START
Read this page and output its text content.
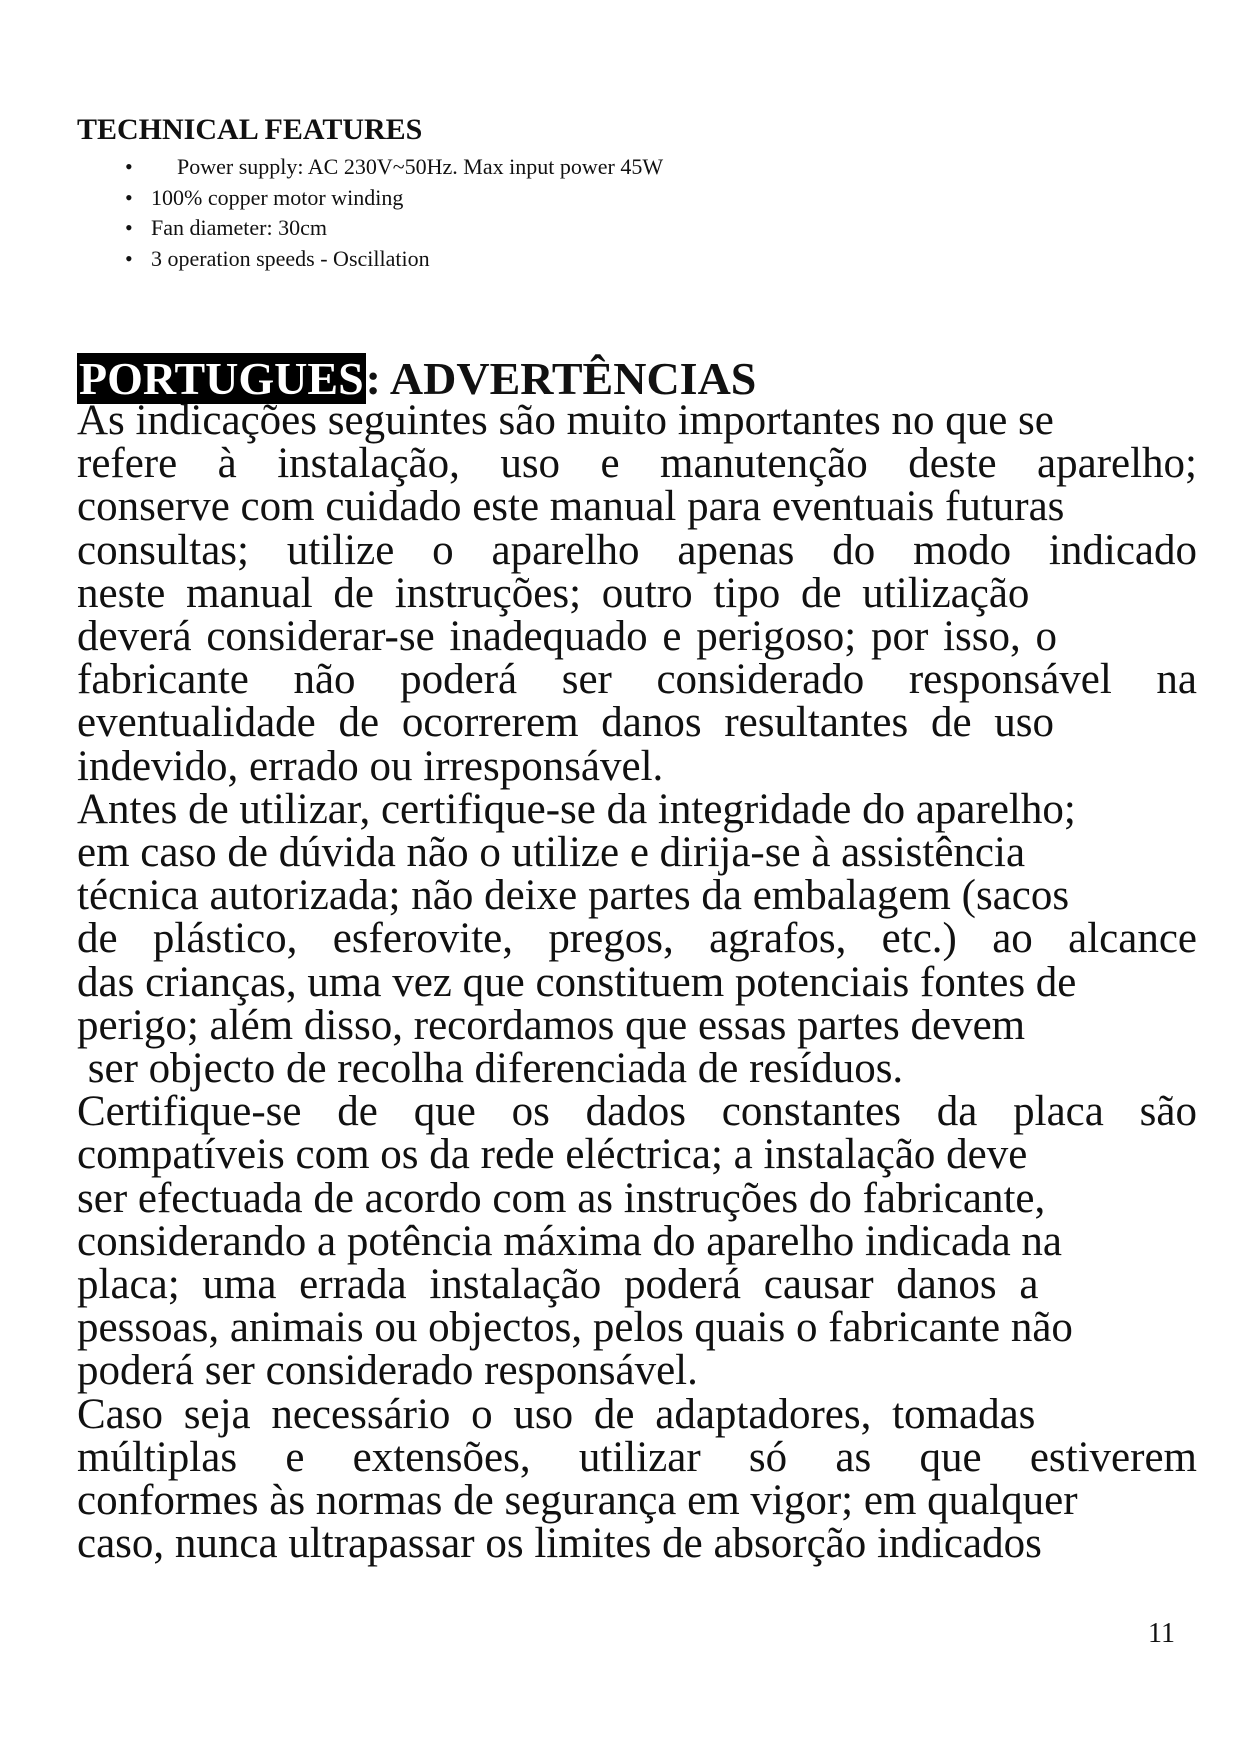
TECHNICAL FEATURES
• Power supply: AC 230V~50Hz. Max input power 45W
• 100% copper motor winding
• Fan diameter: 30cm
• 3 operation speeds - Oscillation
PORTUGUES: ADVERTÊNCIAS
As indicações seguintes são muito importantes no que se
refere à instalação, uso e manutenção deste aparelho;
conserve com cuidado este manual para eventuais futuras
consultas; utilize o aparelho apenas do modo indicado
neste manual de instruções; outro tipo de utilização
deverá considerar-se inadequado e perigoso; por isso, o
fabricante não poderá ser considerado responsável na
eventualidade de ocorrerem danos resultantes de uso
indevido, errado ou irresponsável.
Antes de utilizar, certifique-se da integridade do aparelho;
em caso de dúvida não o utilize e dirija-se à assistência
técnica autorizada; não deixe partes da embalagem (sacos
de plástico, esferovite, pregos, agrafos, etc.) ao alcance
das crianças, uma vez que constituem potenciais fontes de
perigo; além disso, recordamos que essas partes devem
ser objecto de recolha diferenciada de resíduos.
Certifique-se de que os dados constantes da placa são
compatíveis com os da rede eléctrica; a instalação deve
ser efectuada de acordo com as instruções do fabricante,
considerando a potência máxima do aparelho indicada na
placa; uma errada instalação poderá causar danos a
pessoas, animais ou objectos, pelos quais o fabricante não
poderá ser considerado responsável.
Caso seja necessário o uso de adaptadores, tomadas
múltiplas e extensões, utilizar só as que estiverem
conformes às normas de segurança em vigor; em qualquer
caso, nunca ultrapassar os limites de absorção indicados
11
END
START
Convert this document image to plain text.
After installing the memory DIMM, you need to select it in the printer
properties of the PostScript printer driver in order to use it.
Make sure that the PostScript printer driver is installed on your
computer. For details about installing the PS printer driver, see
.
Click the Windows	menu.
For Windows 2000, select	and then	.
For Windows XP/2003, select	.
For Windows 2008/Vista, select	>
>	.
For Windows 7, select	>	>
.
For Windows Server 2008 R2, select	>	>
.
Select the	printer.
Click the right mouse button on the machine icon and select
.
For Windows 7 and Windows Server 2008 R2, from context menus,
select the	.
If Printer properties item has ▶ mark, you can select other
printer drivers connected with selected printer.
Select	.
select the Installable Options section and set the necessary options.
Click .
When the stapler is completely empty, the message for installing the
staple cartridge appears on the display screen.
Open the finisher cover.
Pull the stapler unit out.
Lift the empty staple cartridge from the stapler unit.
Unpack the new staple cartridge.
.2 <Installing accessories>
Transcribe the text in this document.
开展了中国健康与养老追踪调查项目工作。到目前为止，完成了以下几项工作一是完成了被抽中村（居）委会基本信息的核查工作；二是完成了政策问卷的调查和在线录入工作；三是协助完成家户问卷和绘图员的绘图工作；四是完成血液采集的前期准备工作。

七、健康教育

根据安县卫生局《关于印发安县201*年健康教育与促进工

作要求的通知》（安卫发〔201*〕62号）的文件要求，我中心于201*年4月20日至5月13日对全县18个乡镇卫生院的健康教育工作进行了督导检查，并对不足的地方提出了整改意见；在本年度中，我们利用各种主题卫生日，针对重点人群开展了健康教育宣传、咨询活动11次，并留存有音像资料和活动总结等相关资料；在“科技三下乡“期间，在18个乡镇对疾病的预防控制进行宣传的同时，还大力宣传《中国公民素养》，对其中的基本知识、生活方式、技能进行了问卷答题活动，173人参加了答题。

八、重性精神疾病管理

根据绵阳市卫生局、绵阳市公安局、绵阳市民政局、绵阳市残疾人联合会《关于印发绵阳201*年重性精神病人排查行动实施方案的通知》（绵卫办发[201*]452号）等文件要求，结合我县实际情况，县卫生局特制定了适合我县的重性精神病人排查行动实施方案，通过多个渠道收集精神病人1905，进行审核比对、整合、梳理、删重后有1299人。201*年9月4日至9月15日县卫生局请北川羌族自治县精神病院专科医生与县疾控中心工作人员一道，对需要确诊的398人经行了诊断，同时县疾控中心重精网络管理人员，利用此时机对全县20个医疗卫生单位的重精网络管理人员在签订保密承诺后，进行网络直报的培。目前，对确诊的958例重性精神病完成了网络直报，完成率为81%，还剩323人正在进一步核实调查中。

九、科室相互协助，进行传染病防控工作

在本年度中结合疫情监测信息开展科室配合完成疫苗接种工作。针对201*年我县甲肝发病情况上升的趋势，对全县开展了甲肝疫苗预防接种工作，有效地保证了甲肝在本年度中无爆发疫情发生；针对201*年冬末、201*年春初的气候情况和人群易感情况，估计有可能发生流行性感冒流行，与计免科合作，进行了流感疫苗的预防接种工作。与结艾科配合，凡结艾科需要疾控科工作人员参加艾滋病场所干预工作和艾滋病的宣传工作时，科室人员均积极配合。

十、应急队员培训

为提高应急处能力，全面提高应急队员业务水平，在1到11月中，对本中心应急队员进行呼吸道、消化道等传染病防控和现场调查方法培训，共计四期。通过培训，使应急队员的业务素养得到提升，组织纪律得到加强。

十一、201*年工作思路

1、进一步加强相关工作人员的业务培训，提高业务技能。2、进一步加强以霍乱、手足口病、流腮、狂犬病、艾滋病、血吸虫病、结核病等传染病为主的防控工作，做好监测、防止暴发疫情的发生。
END
START
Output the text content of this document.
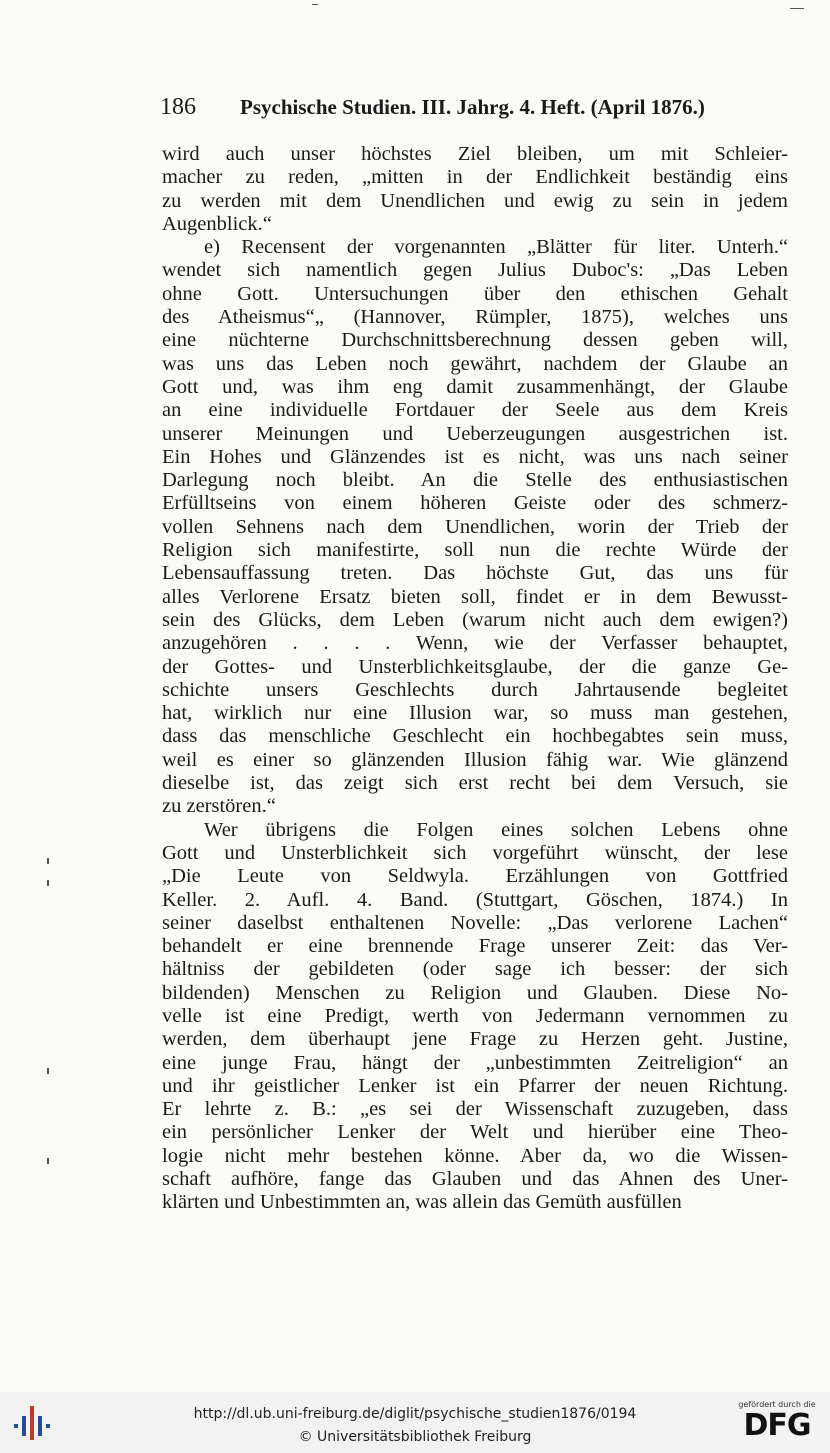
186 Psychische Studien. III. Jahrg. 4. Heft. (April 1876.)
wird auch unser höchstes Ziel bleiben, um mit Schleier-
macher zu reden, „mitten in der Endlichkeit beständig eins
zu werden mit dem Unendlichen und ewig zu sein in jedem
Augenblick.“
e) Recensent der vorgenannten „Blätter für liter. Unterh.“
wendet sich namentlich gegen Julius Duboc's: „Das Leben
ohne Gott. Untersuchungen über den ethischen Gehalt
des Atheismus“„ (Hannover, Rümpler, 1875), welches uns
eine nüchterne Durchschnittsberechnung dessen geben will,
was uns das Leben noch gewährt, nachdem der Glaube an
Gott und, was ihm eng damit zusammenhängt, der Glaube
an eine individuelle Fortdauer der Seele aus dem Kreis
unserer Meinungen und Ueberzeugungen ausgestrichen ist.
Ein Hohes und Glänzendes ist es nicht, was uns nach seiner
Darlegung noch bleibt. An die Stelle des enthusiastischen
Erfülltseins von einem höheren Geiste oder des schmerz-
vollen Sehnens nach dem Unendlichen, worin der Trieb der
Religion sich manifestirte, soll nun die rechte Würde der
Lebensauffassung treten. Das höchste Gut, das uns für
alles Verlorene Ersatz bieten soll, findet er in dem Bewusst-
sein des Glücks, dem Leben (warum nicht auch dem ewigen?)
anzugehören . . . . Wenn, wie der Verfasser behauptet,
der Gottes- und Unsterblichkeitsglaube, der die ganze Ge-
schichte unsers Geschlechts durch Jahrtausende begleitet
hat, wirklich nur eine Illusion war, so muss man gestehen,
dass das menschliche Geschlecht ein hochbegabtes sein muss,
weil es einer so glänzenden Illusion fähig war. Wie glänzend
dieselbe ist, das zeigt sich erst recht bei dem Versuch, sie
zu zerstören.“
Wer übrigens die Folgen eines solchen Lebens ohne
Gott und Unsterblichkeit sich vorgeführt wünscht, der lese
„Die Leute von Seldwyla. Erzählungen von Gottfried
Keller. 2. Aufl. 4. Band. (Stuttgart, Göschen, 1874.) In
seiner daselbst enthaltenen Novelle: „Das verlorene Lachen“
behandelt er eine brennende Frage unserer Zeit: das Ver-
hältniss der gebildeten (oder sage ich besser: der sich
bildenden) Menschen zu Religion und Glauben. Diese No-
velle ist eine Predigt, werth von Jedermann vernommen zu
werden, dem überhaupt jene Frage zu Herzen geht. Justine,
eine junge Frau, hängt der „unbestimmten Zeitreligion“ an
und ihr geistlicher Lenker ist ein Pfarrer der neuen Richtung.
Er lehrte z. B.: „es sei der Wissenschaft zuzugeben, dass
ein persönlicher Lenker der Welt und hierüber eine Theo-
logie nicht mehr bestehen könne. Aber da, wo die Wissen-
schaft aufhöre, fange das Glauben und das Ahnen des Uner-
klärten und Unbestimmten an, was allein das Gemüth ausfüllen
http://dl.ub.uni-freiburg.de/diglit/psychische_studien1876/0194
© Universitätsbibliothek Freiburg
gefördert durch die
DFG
END
Read the data above. Pull out each line in which the string "Glauben" appears.

bildenden) Menschen zu Religion und Glauben. Diese No-
schaft aufhöre, fange das Glauben und das Ahnen des Uner-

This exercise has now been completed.